Stored entries
=-=-=-=-=

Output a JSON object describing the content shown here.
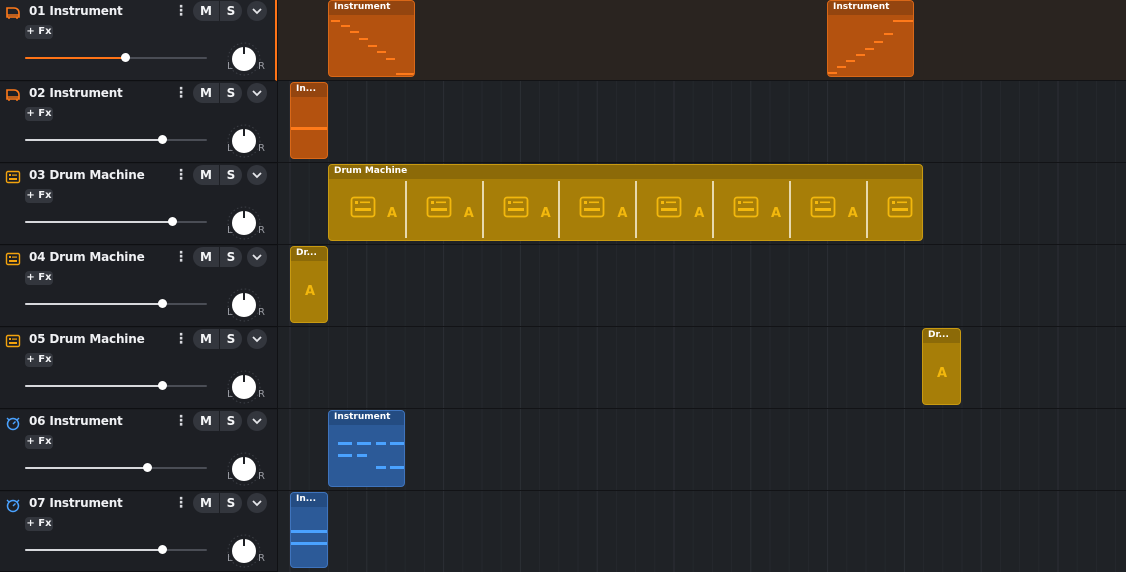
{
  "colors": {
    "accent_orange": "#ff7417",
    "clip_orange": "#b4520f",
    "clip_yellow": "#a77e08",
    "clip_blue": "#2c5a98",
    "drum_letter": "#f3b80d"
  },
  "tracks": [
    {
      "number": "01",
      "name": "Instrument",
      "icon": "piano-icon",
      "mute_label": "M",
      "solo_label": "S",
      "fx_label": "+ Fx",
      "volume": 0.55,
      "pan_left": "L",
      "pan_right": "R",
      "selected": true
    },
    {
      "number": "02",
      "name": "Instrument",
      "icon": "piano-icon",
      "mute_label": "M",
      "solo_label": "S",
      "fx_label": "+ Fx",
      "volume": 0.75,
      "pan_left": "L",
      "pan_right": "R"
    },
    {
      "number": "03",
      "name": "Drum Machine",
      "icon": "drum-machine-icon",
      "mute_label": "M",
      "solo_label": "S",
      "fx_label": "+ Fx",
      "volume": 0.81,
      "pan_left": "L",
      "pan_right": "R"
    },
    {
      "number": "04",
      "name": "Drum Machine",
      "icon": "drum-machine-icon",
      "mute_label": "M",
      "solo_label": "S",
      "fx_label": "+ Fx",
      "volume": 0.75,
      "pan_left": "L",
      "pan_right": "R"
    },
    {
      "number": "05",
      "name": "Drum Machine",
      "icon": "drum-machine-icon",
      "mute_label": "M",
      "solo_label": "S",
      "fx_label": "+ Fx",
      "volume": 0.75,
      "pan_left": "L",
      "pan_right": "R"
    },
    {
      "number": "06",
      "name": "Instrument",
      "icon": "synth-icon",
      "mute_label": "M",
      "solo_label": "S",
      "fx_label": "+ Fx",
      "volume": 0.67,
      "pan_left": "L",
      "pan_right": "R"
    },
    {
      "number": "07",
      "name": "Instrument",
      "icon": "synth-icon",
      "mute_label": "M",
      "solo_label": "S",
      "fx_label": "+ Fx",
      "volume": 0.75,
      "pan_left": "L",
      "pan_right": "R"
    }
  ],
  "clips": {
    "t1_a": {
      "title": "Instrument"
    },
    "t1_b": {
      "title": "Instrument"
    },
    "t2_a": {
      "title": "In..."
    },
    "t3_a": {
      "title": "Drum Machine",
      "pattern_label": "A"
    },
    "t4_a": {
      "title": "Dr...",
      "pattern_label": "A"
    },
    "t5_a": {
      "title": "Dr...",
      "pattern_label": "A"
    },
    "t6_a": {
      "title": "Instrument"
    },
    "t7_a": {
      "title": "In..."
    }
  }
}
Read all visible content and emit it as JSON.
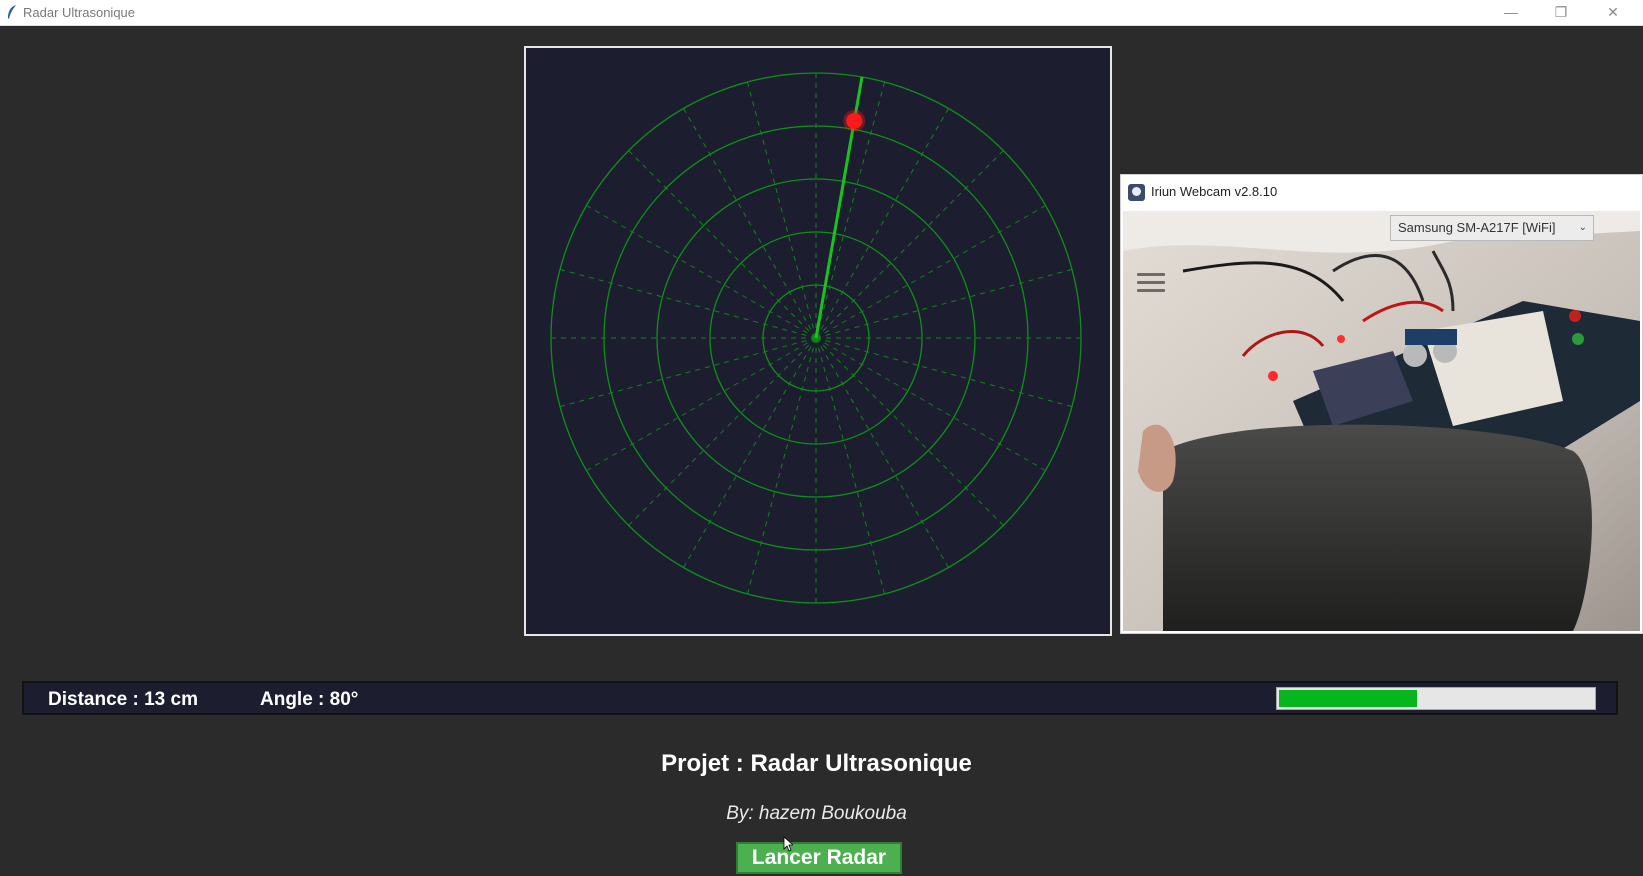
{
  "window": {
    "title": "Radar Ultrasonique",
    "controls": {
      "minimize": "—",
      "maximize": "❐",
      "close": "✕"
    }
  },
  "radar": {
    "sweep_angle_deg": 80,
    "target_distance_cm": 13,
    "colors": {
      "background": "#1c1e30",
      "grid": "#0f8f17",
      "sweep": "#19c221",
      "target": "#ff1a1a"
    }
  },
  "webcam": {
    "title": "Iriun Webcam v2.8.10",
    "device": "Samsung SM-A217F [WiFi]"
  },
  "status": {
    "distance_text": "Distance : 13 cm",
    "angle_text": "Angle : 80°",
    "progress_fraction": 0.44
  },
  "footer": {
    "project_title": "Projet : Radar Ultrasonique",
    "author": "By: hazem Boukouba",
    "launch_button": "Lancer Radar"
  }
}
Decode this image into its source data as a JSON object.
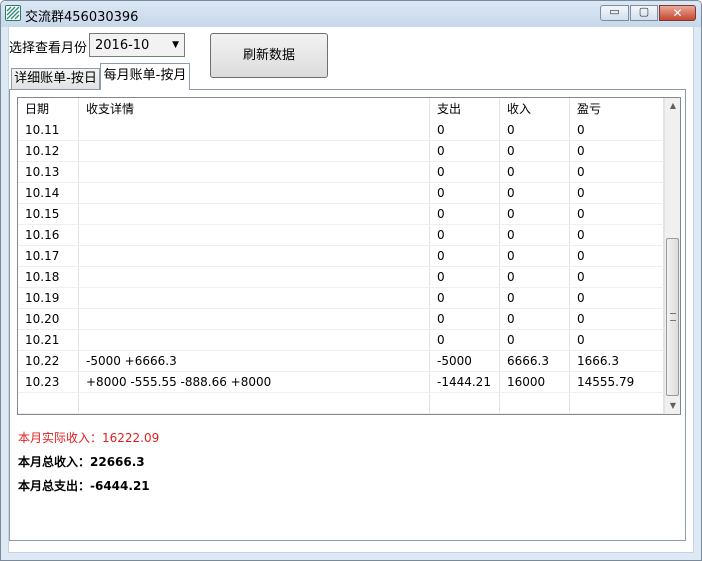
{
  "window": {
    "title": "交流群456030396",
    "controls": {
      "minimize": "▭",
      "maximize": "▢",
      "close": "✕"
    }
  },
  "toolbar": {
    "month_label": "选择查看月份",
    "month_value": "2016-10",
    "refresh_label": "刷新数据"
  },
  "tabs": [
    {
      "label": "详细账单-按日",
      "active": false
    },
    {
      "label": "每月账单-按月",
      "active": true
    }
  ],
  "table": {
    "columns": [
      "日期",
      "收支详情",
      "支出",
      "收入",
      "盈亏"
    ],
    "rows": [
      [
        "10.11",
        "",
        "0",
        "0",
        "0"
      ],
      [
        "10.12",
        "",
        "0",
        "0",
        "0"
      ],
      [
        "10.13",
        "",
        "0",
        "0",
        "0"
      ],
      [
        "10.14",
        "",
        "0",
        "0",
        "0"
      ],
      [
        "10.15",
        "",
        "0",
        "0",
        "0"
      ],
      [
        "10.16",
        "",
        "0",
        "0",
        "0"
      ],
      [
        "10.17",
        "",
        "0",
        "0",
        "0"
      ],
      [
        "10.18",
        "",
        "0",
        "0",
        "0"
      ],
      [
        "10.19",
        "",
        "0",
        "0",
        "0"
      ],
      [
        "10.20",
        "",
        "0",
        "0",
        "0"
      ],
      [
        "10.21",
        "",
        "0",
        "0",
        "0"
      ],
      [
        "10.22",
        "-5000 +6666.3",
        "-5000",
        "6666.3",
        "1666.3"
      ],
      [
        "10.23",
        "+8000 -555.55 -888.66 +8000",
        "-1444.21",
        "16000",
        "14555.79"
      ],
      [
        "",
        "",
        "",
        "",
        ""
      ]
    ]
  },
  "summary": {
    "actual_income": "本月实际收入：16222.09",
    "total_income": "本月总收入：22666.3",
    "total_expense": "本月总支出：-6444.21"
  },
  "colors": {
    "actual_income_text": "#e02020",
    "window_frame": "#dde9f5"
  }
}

=-=-=-=-=

§ WHAT YOU NEED TO DO:
Check each line of the listing above for the string "object", then report only how many lines have it.

§ RESULT OF THIS EXERCISE:
2